#### [Dataset rows about figures]
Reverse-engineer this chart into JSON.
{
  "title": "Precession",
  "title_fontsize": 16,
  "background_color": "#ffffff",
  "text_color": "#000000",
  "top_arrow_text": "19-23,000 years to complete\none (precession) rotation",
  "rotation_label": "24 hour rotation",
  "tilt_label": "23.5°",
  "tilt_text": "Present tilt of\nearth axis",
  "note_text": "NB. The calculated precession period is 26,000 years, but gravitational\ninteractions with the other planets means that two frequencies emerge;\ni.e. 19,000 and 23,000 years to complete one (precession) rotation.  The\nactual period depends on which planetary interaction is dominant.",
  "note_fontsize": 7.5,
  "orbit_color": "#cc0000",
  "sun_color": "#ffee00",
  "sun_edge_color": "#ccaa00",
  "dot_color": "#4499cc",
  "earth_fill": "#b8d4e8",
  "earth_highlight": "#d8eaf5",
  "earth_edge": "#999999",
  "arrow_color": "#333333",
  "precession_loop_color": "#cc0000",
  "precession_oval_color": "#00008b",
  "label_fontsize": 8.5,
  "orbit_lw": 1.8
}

#### [Task brief]
Output all of the material, please, exactly as it stands.

#### [Solution]
Reverse-engineer this chart into JSON.
{
  "title": "Precession",
  "title_fontsize": 16,
  "background_color": "#ffffff",
  "text_color": "#000000",
  "top_arrow_text": "19-23,000 years to complete\none (precession) rotation",
  "rotation_label": "24 hour rotation",
  "tilt_label": "23.5°",
  "tilt_text": "Present tilt of\nearth axis",
  "note_text": "NB. The calculated precession period is 26,000 years, but gravitational\ninteractions with the other planets means that two frequencies emerge;\ni.e. 19,000 and 23,000 years to complete one (precession) rotation.  The\nactual period depends on which planetary interaction is dominant.",
  "note_fontsize": 7.5,
  "orbit_color": "#cc0000",
  "sun_color": "#ffee00",
  "sun_edge_color": "#ccaa00",
  "dot_color": "#4499cc",
  "earth_fill": "#b8d4e8",
  "earth_highlight": "#d8eaf5",
  "earth_edge": "#999999",
  "arrow_color": "#333333",
  "precession_loop_color": "#cc0000",
  "precession_oval_color": "#00008b",
  "label_fontsize": 8.5,
  "orbit_lw": 1.8
}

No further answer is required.